→ **WRITTEN TASK**: Replace "kw-as" with "keyword-as" in the records, starting with the line that contains "in-prompt-12: In [12]: xyxy=(0,596,90,642)" and going on through the end of the records, and give only those lines back with everything else unchanged.

→ **GIVEN DATA**:
=====

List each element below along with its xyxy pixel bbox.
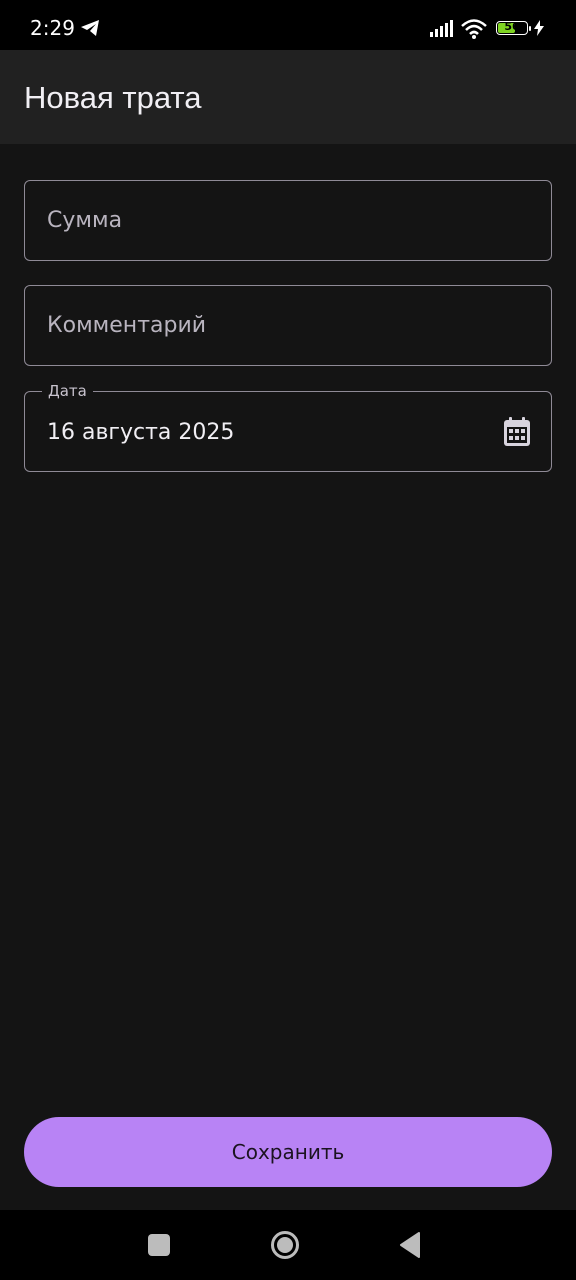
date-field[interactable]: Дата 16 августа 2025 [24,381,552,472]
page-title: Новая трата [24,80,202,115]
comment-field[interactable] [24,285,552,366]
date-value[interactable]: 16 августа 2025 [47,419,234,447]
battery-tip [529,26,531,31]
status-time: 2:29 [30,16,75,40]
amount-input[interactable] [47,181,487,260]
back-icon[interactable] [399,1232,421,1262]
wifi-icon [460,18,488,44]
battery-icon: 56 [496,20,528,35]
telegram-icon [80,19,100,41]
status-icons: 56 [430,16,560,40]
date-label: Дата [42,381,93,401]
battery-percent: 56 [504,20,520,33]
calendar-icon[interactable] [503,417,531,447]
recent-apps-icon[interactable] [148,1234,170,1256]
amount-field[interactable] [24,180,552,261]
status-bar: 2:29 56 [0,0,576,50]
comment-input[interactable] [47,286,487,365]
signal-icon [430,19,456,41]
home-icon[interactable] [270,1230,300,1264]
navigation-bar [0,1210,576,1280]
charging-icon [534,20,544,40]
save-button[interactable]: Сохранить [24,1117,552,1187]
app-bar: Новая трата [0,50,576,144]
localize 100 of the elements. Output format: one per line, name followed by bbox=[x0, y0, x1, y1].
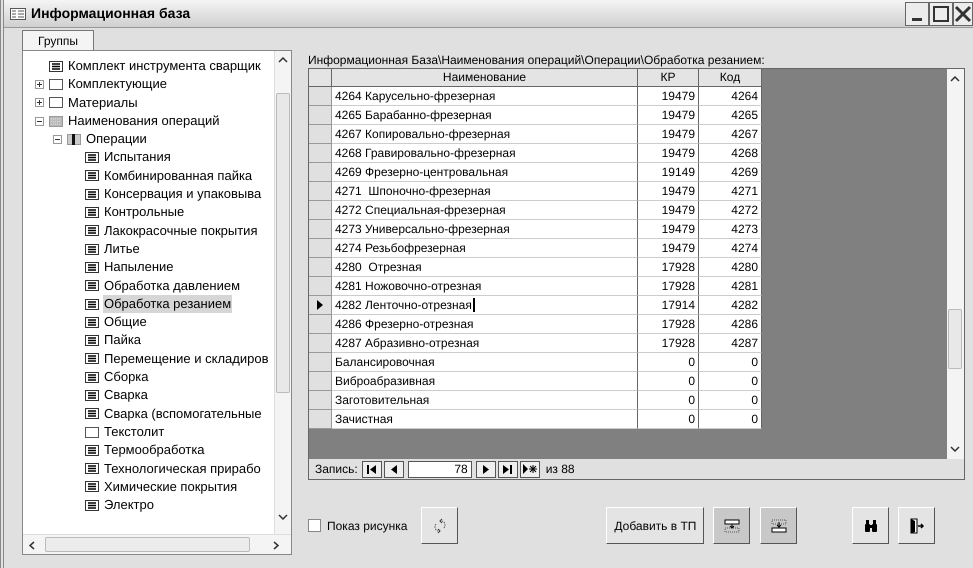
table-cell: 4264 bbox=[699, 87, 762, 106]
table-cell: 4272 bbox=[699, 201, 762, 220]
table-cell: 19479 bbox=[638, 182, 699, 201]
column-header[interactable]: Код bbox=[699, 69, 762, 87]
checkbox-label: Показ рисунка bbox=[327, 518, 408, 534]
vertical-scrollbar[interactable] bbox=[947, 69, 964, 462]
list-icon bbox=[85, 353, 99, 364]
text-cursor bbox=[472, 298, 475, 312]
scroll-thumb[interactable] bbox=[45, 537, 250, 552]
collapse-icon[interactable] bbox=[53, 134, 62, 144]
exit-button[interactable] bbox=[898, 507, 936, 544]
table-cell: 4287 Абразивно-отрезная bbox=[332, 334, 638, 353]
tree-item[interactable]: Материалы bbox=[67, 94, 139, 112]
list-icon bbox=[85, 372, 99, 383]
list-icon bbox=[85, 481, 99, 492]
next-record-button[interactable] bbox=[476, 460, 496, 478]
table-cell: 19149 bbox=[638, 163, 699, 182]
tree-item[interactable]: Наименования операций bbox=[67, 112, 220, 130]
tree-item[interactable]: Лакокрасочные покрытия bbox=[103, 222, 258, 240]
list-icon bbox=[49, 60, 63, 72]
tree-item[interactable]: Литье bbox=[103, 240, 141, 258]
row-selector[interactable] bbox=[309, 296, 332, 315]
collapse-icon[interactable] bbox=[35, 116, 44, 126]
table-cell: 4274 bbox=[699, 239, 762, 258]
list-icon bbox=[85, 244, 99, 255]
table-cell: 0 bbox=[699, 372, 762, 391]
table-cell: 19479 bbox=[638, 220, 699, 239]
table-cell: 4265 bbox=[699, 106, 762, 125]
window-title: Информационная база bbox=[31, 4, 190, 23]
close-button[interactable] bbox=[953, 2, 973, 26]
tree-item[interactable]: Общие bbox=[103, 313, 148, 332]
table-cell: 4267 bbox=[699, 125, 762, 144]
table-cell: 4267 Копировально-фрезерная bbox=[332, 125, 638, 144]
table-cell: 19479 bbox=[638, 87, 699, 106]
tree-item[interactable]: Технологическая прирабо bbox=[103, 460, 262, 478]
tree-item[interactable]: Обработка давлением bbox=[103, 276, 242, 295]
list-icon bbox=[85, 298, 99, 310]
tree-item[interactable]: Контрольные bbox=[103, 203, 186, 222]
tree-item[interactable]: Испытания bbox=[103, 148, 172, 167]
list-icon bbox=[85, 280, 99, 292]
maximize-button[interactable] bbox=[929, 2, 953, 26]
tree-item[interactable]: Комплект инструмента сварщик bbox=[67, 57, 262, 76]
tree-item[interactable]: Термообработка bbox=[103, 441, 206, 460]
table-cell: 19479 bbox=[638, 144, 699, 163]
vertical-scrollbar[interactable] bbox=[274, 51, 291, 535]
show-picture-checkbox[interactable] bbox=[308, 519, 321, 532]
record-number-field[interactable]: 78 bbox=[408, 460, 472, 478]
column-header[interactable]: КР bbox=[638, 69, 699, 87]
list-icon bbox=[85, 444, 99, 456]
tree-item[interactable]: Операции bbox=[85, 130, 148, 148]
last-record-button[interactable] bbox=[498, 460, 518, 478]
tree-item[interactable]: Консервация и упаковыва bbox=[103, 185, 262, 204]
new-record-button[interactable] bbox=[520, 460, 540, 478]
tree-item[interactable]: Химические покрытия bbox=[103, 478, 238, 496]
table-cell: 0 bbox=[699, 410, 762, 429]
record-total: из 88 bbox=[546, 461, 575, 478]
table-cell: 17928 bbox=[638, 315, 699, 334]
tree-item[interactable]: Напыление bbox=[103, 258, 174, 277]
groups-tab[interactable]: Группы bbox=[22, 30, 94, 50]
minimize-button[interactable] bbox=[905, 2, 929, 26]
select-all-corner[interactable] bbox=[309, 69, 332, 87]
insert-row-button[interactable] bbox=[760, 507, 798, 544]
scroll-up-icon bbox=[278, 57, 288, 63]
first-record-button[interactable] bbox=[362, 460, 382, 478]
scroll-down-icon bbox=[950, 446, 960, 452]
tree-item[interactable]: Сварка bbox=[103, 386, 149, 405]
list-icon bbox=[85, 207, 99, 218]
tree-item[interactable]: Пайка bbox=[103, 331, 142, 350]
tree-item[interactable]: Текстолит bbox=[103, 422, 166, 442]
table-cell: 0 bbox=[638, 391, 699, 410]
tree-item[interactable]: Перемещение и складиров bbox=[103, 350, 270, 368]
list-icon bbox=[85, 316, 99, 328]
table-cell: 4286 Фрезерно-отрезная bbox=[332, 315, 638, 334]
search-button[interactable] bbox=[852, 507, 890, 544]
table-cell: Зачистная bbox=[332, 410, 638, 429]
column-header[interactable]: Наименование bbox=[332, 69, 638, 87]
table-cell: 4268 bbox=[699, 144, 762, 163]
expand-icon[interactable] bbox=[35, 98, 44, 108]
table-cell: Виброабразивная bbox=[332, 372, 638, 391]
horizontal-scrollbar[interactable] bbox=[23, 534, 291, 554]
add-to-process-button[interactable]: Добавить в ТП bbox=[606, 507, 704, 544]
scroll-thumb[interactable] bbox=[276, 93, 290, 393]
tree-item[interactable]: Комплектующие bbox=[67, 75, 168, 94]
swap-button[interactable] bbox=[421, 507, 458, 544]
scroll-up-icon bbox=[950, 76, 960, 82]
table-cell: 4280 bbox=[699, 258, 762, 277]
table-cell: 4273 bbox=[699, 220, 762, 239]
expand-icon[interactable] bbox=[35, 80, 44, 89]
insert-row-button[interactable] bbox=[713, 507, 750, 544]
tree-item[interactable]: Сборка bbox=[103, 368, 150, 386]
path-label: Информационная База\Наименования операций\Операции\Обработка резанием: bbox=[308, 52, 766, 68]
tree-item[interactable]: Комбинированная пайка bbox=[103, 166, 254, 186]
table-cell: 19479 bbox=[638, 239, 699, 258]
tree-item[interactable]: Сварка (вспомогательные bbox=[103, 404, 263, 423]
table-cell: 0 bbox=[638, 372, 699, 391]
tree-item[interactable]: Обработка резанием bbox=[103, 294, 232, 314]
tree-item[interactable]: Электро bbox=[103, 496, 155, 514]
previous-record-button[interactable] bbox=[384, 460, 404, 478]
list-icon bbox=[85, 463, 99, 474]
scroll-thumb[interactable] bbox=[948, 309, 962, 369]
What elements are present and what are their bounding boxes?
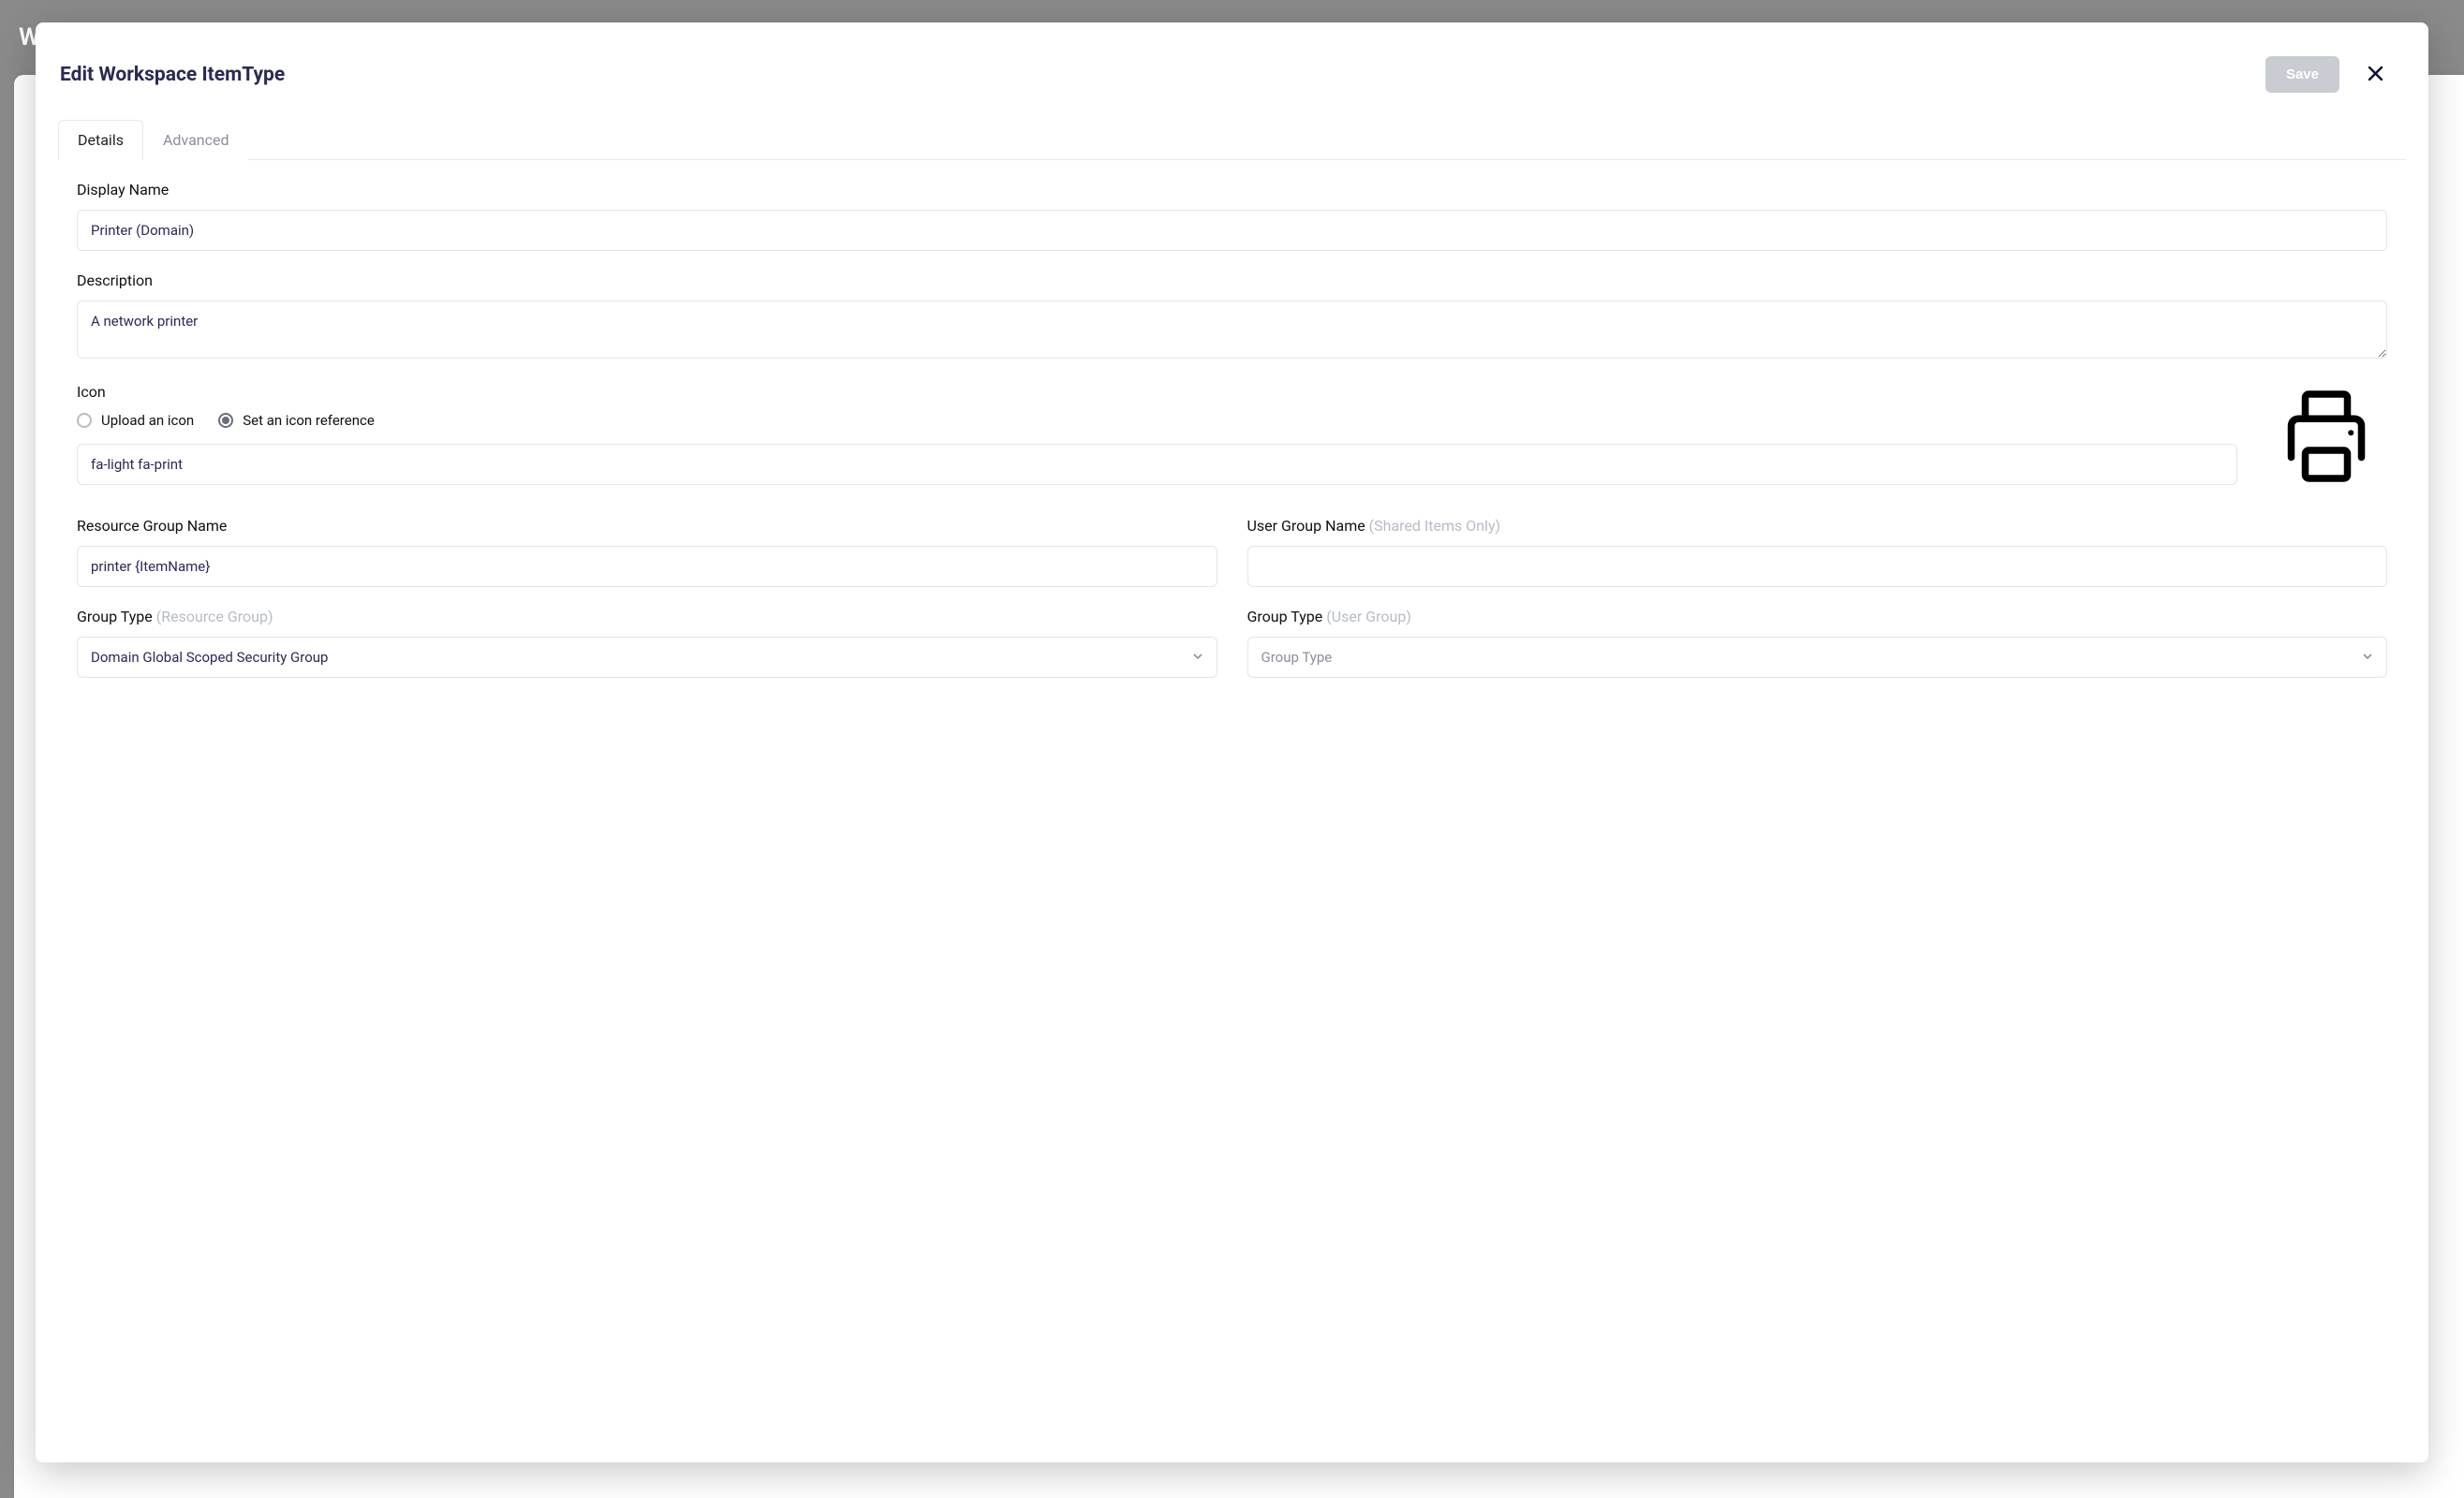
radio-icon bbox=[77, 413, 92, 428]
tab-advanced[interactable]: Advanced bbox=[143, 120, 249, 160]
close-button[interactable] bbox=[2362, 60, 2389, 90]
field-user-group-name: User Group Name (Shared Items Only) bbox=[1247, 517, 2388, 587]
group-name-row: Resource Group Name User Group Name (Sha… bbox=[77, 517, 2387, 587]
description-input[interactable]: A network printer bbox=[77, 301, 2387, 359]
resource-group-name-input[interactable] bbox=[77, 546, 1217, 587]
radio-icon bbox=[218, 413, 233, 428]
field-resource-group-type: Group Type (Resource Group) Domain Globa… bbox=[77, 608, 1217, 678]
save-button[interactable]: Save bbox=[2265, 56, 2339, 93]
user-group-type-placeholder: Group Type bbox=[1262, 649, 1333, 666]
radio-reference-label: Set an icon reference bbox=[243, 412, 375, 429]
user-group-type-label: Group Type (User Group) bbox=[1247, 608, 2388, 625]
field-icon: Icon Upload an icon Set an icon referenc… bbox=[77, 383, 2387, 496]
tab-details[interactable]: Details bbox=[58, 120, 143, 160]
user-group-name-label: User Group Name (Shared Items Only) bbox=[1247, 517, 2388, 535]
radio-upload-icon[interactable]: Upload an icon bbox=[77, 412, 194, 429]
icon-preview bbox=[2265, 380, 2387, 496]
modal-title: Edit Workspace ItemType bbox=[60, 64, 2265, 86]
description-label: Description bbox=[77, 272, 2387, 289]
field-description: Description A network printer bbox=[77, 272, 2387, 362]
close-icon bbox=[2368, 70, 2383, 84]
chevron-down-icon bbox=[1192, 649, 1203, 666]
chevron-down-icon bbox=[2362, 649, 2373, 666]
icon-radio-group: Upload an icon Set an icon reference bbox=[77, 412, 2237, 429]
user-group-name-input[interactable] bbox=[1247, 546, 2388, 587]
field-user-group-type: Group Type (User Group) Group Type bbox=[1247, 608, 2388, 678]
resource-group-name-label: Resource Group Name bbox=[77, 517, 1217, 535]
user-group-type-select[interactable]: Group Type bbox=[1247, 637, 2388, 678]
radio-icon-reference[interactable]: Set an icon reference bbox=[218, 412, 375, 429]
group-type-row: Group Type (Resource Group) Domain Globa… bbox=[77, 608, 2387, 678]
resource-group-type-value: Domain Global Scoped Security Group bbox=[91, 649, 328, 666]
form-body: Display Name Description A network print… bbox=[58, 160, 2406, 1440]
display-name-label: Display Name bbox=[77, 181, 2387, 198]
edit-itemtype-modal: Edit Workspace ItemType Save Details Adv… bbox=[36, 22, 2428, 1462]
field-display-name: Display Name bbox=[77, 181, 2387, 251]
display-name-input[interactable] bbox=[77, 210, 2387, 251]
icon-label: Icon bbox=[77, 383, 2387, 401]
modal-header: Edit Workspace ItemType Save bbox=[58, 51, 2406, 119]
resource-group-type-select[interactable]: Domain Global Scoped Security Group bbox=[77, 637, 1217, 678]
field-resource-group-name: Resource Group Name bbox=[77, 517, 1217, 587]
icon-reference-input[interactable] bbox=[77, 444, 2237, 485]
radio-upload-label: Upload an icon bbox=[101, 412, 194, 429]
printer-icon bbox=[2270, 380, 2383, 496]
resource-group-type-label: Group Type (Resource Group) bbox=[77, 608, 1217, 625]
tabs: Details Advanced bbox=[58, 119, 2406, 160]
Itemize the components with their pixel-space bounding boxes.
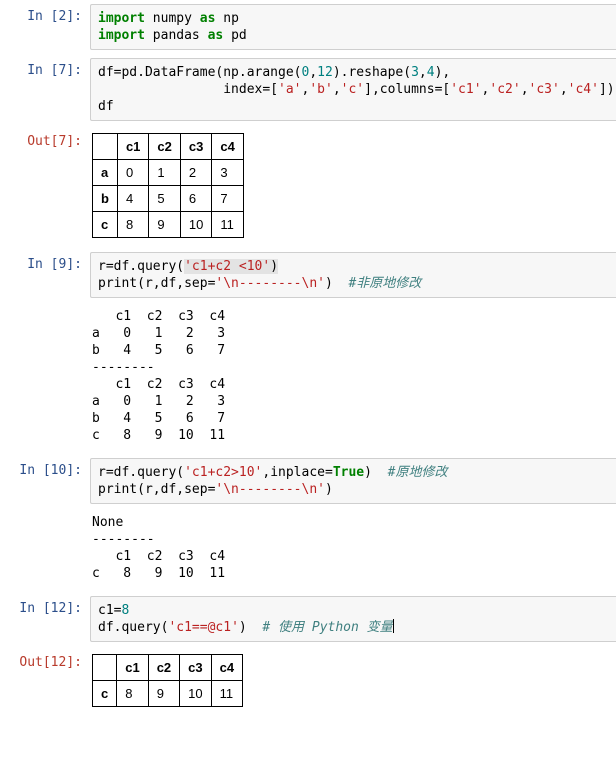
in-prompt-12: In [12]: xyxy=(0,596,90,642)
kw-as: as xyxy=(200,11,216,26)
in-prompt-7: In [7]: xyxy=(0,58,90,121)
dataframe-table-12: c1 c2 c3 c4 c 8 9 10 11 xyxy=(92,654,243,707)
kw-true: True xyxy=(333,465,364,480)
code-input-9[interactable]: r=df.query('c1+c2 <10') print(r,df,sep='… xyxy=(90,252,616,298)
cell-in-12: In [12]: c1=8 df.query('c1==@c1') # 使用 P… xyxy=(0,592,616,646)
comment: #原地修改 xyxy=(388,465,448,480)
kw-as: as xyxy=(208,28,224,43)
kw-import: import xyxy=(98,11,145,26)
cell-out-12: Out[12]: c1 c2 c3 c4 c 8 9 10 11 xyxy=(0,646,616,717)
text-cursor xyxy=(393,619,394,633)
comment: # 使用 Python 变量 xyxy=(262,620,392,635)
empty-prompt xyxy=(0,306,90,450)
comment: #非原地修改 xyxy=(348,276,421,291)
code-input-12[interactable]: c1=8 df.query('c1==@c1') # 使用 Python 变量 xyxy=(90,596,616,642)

=====

→ **RESULT OF THE EXERCISE**:
in-prompt-12: In [12]: xyxy=(0,596,90,642)
keyword-as: as xyxy=(200,11,216,26)
in-prompt-7: In [7]: xyxy=(0,58,90,121)
dataframe-table-12: c1 c2 c3 c4 c 8 9 10 11 xyxy=(92,654,243,707)
kw-true: True xyxy=(333,465,364,480)
code-input-9[interactable]: r=df.query('c1+c2 <10') print(r,df,sep='… xyxy=(90,252,616,298)
cell-in-12: In [12]: c1=8 df.query('c1==@c1') # 使用 P… xyxy=(0,592,616,646)
comment: #原地修改 xyxy=(388,465,448,480)
keyword-as: as xyxy=(208,28,224,43)
kw-import: import xyxy=(98,11,145,26)
cell-out-12: Out[12]: c1 c2 c3 c4 c 8 9 10 11 xyxy=(0,646,616,717)
text-cursor xyxy=(393,619,394,633)
comment: # 使用 Python 变量 xyxy=(262,620,392,635)
empty-prompt xyxy=(0,306,90,450)
comment: #非原地修改 xyxy=(348,276,421,291)
code-input-12[interactable]: c1=8 df.query('c1==@c1') # 使用 Python 变量 xyxy=(90,596,616,642)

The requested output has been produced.